## Dataset extract
++++++++++++++++++++

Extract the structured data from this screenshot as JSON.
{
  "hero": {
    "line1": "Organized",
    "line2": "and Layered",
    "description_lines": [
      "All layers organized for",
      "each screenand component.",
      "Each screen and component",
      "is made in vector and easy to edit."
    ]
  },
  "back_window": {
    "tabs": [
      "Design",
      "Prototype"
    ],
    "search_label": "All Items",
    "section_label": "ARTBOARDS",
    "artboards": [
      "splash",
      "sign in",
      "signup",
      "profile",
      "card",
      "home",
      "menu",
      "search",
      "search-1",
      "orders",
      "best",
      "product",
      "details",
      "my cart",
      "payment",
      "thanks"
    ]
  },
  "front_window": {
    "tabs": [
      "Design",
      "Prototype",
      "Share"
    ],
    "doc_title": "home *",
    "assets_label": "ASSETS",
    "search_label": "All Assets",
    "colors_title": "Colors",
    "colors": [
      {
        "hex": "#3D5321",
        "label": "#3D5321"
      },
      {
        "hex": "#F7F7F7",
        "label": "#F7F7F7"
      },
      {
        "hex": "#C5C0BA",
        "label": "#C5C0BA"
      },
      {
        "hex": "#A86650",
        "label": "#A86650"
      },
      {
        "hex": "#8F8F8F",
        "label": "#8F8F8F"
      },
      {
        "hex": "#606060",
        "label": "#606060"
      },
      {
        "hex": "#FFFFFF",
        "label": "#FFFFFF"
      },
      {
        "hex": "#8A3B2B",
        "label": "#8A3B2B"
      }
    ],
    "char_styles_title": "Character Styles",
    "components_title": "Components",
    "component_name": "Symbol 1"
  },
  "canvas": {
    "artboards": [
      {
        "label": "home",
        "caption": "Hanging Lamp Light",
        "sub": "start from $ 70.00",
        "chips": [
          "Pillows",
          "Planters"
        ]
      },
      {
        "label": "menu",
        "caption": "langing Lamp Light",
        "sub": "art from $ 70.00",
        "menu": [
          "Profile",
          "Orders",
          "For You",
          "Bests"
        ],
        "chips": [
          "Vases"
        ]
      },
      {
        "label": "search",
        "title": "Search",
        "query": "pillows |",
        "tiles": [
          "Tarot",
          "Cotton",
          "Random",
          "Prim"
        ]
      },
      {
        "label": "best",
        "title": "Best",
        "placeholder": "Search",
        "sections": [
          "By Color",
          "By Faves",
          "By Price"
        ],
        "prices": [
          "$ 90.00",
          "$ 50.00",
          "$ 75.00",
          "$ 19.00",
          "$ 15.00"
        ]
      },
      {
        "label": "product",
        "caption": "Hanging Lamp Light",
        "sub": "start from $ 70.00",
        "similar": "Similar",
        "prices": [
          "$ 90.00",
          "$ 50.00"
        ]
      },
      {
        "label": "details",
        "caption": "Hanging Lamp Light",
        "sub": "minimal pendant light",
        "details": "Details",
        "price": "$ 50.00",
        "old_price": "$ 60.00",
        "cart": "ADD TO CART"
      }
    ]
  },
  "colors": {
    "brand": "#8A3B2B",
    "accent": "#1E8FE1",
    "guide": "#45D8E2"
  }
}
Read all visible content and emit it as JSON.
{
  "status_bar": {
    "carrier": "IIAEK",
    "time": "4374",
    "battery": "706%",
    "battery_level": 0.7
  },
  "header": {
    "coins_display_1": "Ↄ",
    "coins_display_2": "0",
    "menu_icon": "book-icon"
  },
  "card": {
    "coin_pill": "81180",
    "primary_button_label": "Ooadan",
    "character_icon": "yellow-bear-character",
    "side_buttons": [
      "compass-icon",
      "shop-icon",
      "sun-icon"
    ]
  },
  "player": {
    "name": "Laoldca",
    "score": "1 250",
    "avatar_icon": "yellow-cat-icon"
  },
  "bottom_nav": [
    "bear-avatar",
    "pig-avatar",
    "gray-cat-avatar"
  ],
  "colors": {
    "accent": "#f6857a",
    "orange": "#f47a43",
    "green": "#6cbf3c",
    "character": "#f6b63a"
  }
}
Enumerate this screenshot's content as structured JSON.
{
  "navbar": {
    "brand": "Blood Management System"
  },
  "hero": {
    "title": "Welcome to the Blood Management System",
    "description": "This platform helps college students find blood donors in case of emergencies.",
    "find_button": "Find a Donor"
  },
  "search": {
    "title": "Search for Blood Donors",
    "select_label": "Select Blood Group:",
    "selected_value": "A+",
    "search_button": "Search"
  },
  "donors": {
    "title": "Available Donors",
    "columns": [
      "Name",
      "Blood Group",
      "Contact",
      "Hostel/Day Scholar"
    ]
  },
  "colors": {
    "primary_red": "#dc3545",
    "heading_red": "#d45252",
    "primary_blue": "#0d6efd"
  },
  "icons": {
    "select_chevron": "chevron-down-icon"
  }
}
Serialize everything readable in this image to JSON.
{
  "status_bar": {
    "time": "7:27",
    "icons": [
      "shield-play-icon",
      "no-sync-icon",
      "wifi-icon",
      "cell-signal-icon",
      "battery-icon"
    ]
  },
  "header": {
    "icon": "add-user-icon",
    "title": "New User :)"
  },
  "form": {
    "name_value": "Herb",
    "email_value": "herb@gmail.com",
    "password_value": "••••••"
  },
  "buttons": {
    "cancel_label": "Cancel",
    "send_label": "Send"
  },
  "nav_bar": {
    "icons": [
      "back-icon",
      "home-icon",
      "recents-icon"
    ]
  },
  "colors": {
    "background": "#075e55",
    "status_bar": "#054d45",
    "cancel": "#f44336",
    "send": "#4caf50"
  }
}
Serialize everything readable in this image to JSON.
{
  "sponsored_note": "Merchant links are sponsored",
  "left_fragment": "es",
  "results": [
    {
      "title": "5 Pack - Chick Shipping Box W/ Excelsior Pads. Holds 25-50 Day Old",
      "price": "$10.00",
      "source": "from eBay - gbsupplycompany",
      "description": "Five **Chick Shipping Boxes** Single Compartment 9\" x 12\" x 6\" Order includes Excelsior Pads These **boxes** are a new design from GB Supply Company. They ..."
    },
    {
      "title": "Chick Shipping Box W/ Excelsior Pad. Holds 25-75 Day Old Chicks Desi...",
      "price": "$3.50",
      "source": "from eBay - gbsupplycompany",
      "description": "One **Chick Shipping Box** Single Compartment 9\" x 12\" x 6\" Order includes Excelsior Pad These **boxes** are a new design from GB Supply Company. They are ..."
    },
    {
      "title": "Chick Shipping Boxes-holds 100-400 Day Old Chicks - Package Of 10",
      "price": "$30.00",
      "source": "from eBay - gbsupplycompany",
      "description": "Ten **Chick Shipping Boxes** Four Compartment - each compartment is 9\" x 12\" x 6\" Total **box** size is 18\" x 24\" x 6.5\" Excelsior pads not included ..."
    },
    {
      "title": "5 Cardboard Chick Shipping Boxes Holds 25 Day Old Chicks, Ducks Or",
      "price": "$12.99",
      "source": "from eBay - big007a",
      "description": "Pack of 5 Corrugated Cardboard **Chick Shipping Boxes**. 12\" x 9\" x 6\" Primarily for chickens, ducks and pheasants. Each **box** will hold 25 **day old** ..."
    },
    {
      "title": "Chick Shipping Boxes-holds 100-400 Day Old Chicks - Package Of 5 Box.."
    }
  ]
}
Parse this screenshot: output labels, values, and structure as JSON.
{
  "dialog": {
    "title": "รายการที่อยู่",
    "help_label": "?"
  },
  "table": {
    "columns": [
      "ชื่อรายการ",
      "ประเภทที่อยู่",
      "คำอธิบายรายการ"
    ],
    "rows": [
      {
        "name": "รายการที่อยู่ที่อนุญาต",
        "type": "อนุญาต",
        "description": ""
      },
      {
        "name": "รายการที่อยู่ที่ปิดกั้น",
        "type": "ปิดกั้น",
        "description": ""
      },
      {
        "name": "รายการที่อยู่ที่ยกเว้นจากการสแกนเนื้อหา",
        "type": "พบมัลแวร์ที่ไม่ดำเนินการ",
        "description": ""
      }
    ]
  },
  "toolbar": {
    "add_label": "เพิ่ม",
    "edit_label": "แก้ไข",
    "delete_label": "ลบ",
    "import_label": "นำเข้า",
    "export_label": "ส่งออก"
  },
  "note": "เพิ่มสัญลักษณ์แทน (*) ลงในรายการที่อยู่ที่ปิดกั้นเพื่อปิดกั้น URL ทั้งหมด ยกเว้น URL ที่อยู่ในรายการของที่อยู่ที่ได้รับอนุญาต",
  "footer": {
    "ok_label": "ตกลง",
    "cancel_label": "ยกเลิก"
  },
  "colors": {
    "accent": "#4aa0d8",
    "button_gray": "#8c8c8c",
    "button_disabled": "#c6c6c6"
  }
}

++++++++++++++++++++

## Problem details
Count the lines of the listing above that include the word "includes" and state the total with nothing else.

## Exercise output
2